___ STORED ROWS

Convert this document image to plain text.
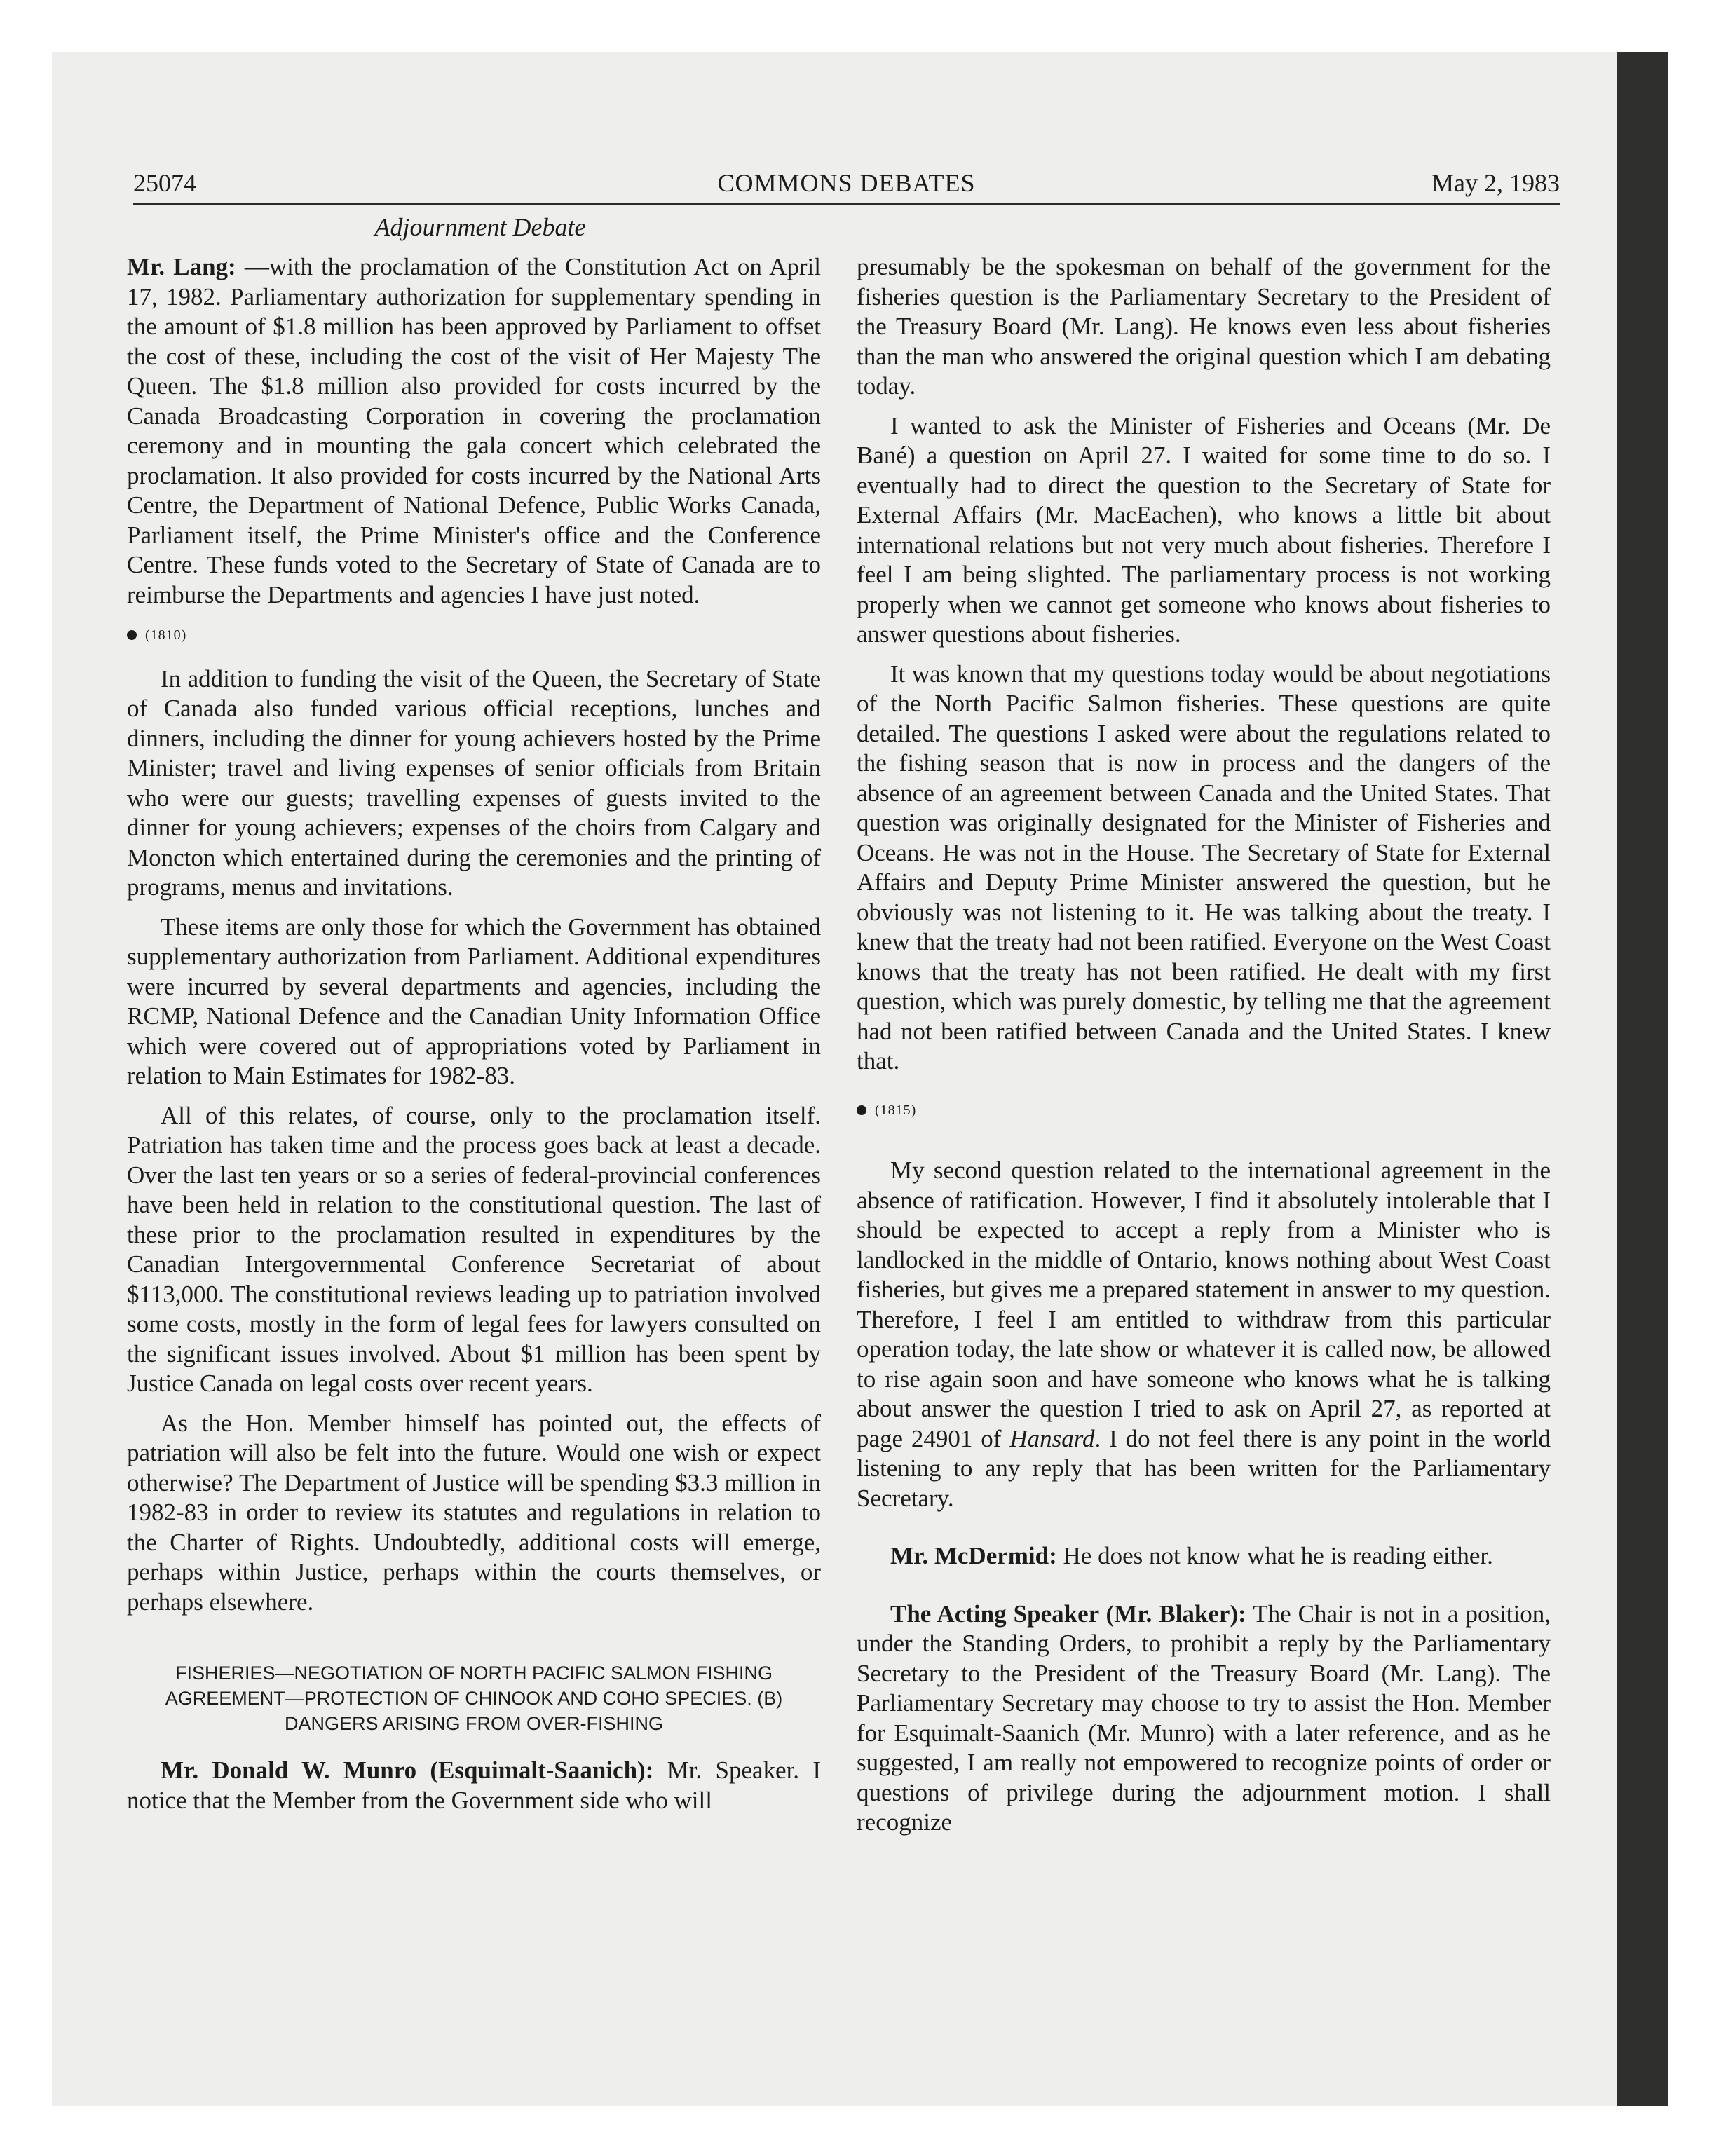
25074	COMMONS DEBATES	May 2, 1983
Adjournment Debate

Mr. Lang: —with the proclamation of the Constitution Act on April 17, 1982. Parliamentary authorization for supplementary spending in the amount of $1.8 million has been approved by Parliament to offset the cost of these, including the cost of the visit of Her Majesty The Queen. The $1.8 million also provided for costs incurred by the Canada Broadcasting Corporation in covering the proclamation ceremony and in mounting the gala concert which celebrated the proclamation. It also provided for costs incurred by the National Arts Centre, the Department of National Defence, Public Works Canada, Parliament itself, the Prime Minister's office and the Conference Centre. These funds voted to the Secretary of State of Canada are to reimburse the Departments and agencies I have just noted.

(1810)

In addition to funding the visit of the Queen, the Secretary of State of Canada also funded various official receptions, lunches and dinners, including the dinner for young achievers hosted by the Prime Minister; travel and living expenses of senior officials from Britain who were our guests; travelling expenses of guests invited to the dinner for young achievers; expenses of the choirs from Calgary and Moncton which entertained during the ceremonies and the printing of programs, menus and invitations.

These items are only those for which the Government has obtained supplementary authorization from Parliament. Additional expenditures were incurred by several departments and agencies, including the RCMP, National Defence and the Canadian Unity Information Office which were covered out of appropriations voted by Parliament in relation to Main Estimates for 1982-83.

All of this relates, of course, only to the proclamation itself. Patriation has taken time and the process goes back at least a decade. Over the last ten years or so a series of federal-provincial conferences have been held in relation to the constitutional question. The last of these prior to the proclamation resulted in expenditures by the Canadian Intergovernmental Conference Secretariat of about $113,000. The constitutional reviews leading up to patriation involved some costs, mostly in the form of legal fees for lawyers consulted on the significant issues involved. About $1 million has been spent by Justice Canada on legal costs over recent years.

As the Hon. Member himself has pointed out, the effects of patriation will also be felt into the future. Would one wish or expect otherwise? The Department of Justice will be spending $3.3 million in 1982-83 in order to review its statutes and regulations in relation to the Charter of Rights. Undoubtedly, additional costs will emerge, perhaps within Justice, perhaps within the courts themselves, or perhaps elsewhere.

FISHERIES—NEGOTIATION OF NORTH PACIFIC SALMON FISHING AGREEMENT—PROTECTION OF CHINOOK AND COHO SPECIES. (B) DANGERS ARISING FROM OVER-FISHING

Mr. Donald W. Munro (Esquimalt-Saanich): Mr. Speaker. I notice that the Member from the Government side who will

presumably be the spokesman on behalf of the government for the fisheries question is the Parliamentary Secretary to the President of the Treasury Board (Mr. Lang). He knows even less about fisheries than the man who answered the original question which I am debating today.

I wanted to ask the Minister of Fisheries and Oceans (Mr. De Bané) a question on April 27. I waited for some time to do so. I eventually had to direct the question to the Secretary of State for External Affairs (Mr. MacEachen), who knows a little bit about international relations but not very much about fisheries. Therefore I feel I am being slighted. The parliamentary process is not working properly when we cannot get someone who knows about fisheries to answer questions about fisheries.

It was known that my questions today would be about negotiations of the North Pacific Salmon fisheries. These questions are quite detailed. The questions I asked were about the regulations related to the fishing season that is now in process and the dangers of the absence of an agreement between Canada and the United States. That question was originally designated for the Minister of Fisheries and Oceans. He was not in the House. The Secretary of State for External Affairs and Deputy Prime Minister answered the question, but he obviously was not listening to it. He was talking about the treaty. I knew that the treaty had not been ratified. Everyone on the West Coast knows that the treaty has not been ratified. He dealt with my first question, which was purely domestic, by telling me that the agreement had not been ratified between Canada and the United States. I knew that.

(1815)

My second question related to the international agreement in the absence of ratification. However, I find it absolutely intolerable that I should be expected to accept a reply from a Minister who is landlocked in the middle of Ontario, knows nothing about West Coast fisheries, but gives me a prepared statement in answer to my question. Therefore, I feel I am entitled to withdraw from this particular operation today, the late show or whatever it is called now, be allowed to rise again soon and have someone who knows what he is talking about answer the question I tried to ask on April 27, as reported at page 24901 of Hansard. I do not feel there is any point in the world listening to any reply that has been written for the Parliamentary Secretary.

Mr. McDermid: He does not know what he is reading either.

The Acting Speaker (Mr. Blaker): The Chair is not in a position, under the Standing Orders, to prohibit a reply by the Parliamentary Secretary to the President of the Treasury Board (Mr. Lang). The Parliamentary Secretary may choose to try to assist the Hon. Member for Esquimalt-Saanich (Mr. Munro) with a later reference, and as he suggested, I am really not empowered to recognize points of order or questions of privilege during the adjournment motion. I shall recognize
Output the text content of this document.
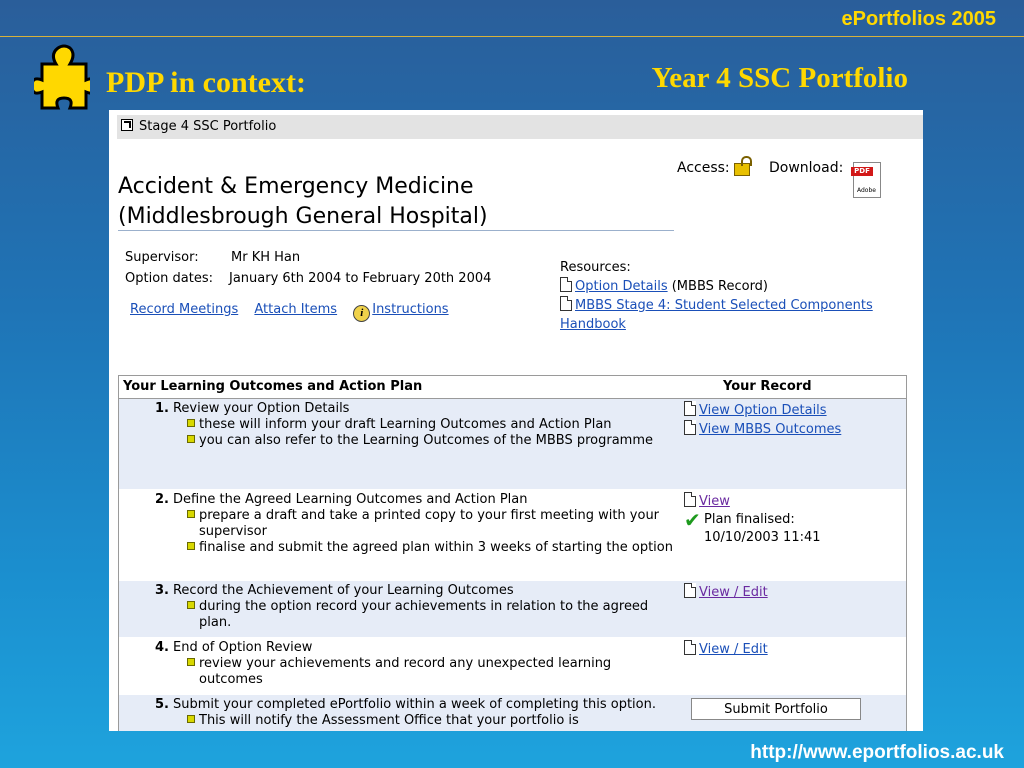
ePortfolios 2005
PDP in context:	Year 4 SSC Portfolio
Stage 4 SSC Portfolio
Accident & Emergency Medicine
(Middlesbrough General Hospital)
Access:	Download:	PDF
Adobe
Supervisor: Mr KH Han
Option dates: January 6th 2004 to February 20th 2004
Record Meetings Attach Items i Instructions
Resources:
Option Details (MBBS Record)
MBBS Stage 4: Student Selected Components Handbook
Your Learning Outcomes and Action Plan	Your Record
1. Review your Option Details
these will inform your draft Learning Outcomes and Action Plan
you can also refer to the Learning Outcomes of the MBBS programme
View Option Details
View MBBS Outcomes
2. Define the Agreed Learning Outcomes and Action Plan
prepare a draft and take a printed copy to your first meeting with your supervisor
finalise and submit the agreed plan within 3 weeks of starting the option
View
✔ Plan finalised:
10/10/2003 11:41
3. Record the Achievement of your Learning Outcomes
during the option record your achievements in relation to the agreed plan.
View / Edit
4. End of Option Review
review your achievements and record any unexpected learning outcomes
View / Edit
5. Submit your completed ePortfolio within a week of completing this option.
This will notify the Assessment Office that your portfolio is
Submit Portfolio
http://www.eportfolios.ac.uk
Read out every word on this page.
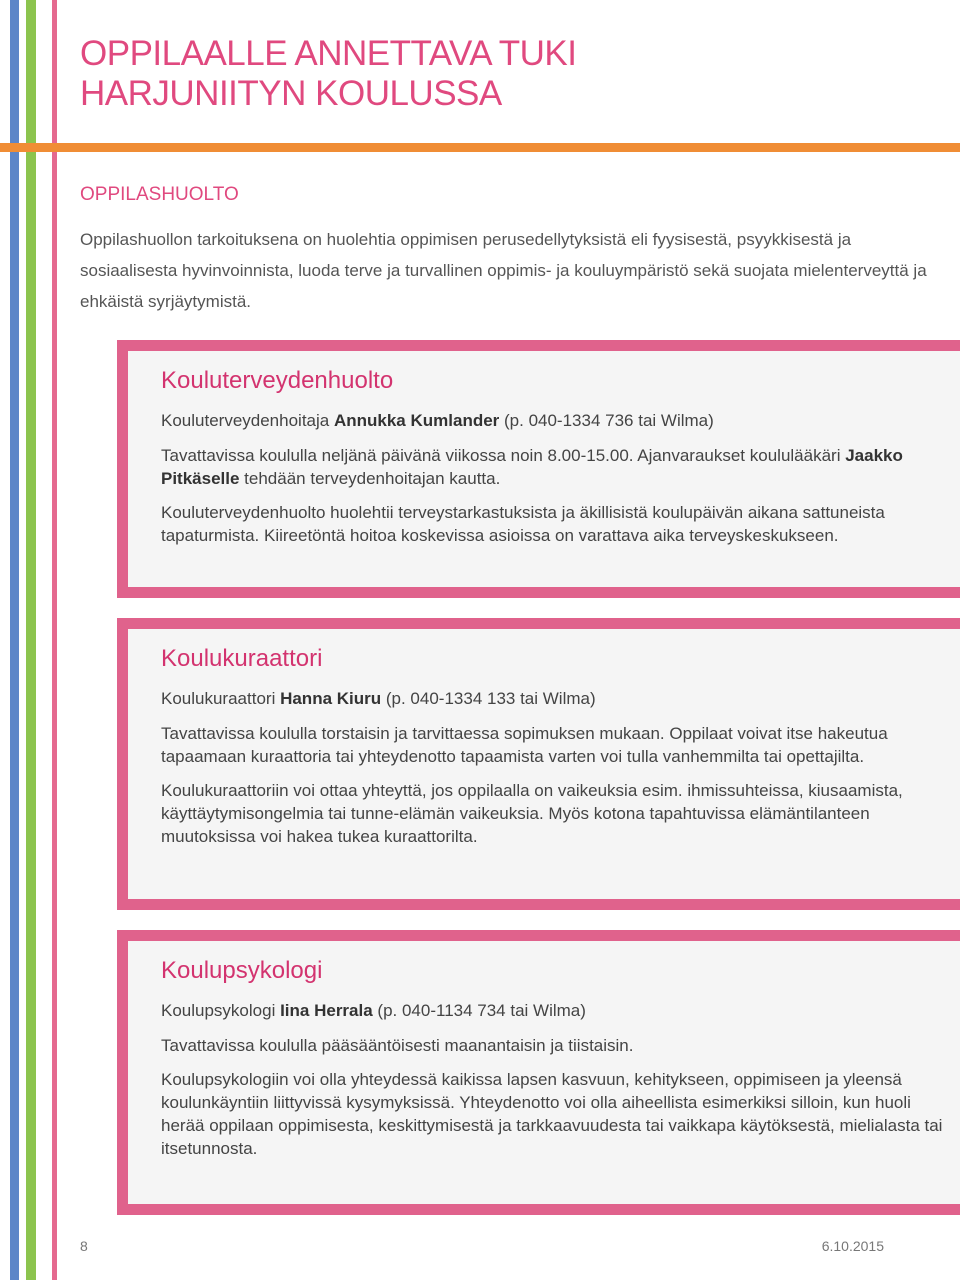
OPPILAALLE ANNETTAVA TUKI
HARJUNIITYN KOULUSSA
OPPILASHUOLTO

Oppilashuollon tarkoituksena on huolehtia oppimisen perusedellytyksistä eli fyysisestä, psyykkisestä ja sosiaalisesta hyvinvoinnista, luoda terve ja turvallinen oppimis- ja kouluympäristö sekä suojata mielenterveyttä ja ehkäistä syrjäytymistä.

Kouluterveydenhuolto

Kouluterveydenhoitaja Annukka Kumlander (p. 040-1334 736 tai Wilma)

Tavattavissa koululla neljänä päivänä viikossa noin 8.00-15.00. Ajanvaraukset koululääkäri Jaakko Pitkäselle tehdään terveydenhoitajan kautta.

Kouluterveydenhuolto huolehtii terveystarkastuksista ja äkillisistä koulupäivän aikana sattuneista tapaturmista. Kiireetöntä hoitoa koskevissa asioissa on varattava aika terveyskeskukseen.

Koulukuraattori

Koulukuraattori Hanna Kiuru (p. 040-1334 133 tai Wilma)

Tavattavissa koululla torstaisin ja tarvittaessa sopimuksen mukaan. Oppilaat voivat itse hakeutua tapaamaan kuraattoria tai yhteydenotto tapaamista varten voi tulla vanhemmilta tai opettajilta.

Koulukuraattoriin voi ottaa yhteyttä, jos oppilaalla on vaikeuksia esim. ihmissuhteissa, kiusaamista, käyttäytymisongelmia tai tunne-elämän vaikeuksia. Myös kotona tapahtuvissa elämäntilanteen muutoksissa voi hakea tukea kuraattorilta.

Koulupsykologi

Koulupsykologi Iina Herrala (p. 040-1134 734 tai Wilma)

Tavattavissa koululla pääsääntöisesti maanantaisin ja tiistaisin.

Koulupsykologiin voi olla yhteydessä kaikissa lapsen kasvuun, kehitykseen, oppimiseen ja yleensä koulunkäyntiin liittyvissä kysymyksissä. Yhteydenotto voi olla aiheellista esimerkiksi silloin, kun huoli herää oppilaan oppimisesta, keskittymisestä ja tarkkaavuudesta tai vaikkapa käytöksestä, mielialasta tai itsetunnosta.

8	6.10.2015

______

SET TASK: Of all the lines above, how many contain "koululla"? Give the number and nothing more.

ANSWER TO THIS PROBLEM: 3